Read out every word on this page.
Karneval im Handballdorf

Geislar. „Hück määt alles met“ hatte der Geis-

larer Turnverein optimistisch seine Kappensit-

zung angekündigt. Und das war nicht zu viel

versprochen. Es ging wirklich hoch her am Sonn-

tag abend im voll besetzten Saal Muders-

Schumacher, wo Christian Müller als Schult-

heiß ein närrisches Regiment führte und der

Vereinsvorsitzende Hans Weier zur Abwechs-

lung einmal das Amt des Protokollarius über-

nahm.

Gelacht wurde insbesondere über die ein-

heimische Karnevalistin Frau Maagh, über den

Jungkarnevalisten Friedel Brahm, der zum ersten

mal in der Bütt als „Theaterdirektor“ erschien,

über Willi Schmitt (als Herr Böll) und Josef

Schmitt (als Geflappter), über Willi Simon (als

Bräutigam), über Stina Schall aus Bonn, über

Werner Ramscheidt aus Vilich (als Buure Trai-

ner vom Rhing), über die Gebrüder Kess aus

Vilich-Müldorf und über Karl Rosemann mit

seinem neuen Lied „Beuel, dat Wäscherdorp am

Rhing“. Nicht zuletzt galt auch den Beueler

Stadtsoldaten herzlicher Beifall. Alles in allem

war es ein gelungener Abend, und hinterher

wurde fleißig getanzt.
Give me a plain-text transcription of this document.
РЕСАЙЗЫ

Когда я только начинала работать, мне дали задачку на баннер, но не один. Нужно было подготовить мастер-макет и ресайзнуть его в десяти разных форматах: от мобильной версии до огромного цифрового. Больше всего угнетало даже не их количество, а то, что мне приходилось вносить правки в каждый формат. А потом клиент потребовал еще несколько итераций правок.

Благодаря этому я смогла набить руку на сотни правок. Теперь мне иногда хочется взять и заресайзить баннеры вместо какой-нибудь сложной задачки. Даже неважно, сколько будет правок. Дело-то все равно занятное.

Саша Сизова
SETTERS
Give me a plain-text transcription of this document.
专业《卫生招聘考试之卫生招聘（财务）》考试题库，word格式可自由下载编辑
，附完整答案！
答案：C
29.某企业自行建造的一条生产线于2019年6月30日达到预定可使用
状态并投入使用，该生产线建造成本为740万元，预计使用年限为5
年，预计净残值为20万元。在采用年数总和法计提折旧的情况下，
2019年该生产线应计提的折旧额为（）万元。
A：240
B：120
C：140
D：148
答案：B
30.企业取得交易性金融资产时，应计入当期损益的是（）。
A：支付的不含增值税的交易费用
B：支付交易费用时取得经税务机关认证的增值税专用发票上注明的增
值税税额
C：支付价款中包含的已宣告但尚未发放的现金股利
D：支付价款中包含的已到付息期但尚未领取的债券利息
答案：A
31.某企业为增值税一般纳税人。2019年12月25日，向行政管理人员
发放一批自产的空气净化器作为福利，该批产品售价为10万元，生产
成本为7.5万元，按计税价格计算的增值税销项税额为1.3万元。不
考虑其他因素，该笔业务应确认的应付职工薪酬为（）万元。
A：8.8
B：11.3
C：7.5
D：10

SET TASK — Reproduce the full listing exactly.

ANSWER IN FULL —
Read out every word on this page.
Karneval im Handballdorf

Geislar. „Hück määt alles met“ hatte der Geis-

larer Turnverein optimistisch seine Kappensit-

zung angekündigt. Und das war nicht zu viel

versprochen. Es ging wirklich hoch her am Sonn-

tag abend im voll besetzten Saal Muders-

Schumacher, wo Christian Müller als Schult-

heiß ein närrisches Regiment führte und der

Vereinsvorsitzende Hans Weier zur Abwechs-

lung einmal das Amt des Protokollarius über-

nahm.

Gelacht wurde insbesondere über die ein-

heimische Karnevalistin Frau Maagh, über den

Jungkarnevalisten Friedel Brahm, der zum ersten

mal in der Bütt als „Theaterdirektor“ erschien,

über Willi Schmitt (als Herr Böll) und Josef

Schmitt (als Geflappter), über Willi Simon (als

Bräutigam), über Stina Schall aus Bonn, über

Werner Ramscheidt aus Vilich (als Buure Trai-

ner vom Rhing), über die Gebrüder Kess aus

Vilich-Müldorf und über Karl Rosemann mit

seinem neuen Lied „Beuel, dat Wäscherdorp am

Rhing“. Nicht zuletzt galt auch den Beueler

Stadtsoldaten herzlicher Beifall. Alles in allem

war es ein gelungener Abend, und hinterher

wurde fleißig getanzt.
Give me a plain-text transcription of this document.
РЕСАЙЗЫ

Когда я только начинала работать, мне дали задачку на баннер, но не один. Нужно было подготовить мастер-макет и ресайзнуть его в десяти разных форматах: от мобильной версии до огромного цифрового. Больше всего угнетало даже не их количество, а то, что мне приходилось вносить правки в каждый формат. А потом клиент потребовал еще несколько итераций правок.

Благодаря этому я смогла набить руку на сотни правок. Теперь мне иногда хочется взять и заресайзить баннеры вместо какой-нибудь сложной задачки. Даже неважно, сколько будет правок. Дело-то все равно занятное.

Саша Сизова
SETTERS
Give me a plain-text transcription of this document.
专业《卫生招聘考试之卫生招聘（财务）》考试题库，word格式可自由下载编辑
，附完整答案！
答案：C
29.某企业自行建造的一条生产线于2019年6月30日达到预定可使用
状态并投入使用，该生产线建造成本为740万元，预计使用年限为5
年，预计净残值为20万元。在采用年数总和法计提折旧的情况下，
2019年该生产线应计提的折旧额为（）万元。
A：240
B：120
C：140
D：148
答案：B
30.企业取得交易性金融资产时，应计入当期损益的是（）。
A：支付的不含增值税的交易费用
B：支付交易费用时取得经税务机关认证的增值税专用发票上注明的增
值税税额
C：支付价款中包含的已宣告但尚未发放的现金股利
D：支付价款中包含的已到付息期但尚未领取的债券利息
答案：A
31.某企业为增值税一般纳税人。2019年12月25日，向行政管理人员
发放一批自产的空气净化器作为福利，该批产品售价为10万元，生产
成本为7.5万元，按计税价格计算的增值税销项税额为1.3万元。不
考虑其他因素，该笔业务应确认的应付职工薪酬为（）万元。
A：8.8
B：11.3
C：7.5
D：10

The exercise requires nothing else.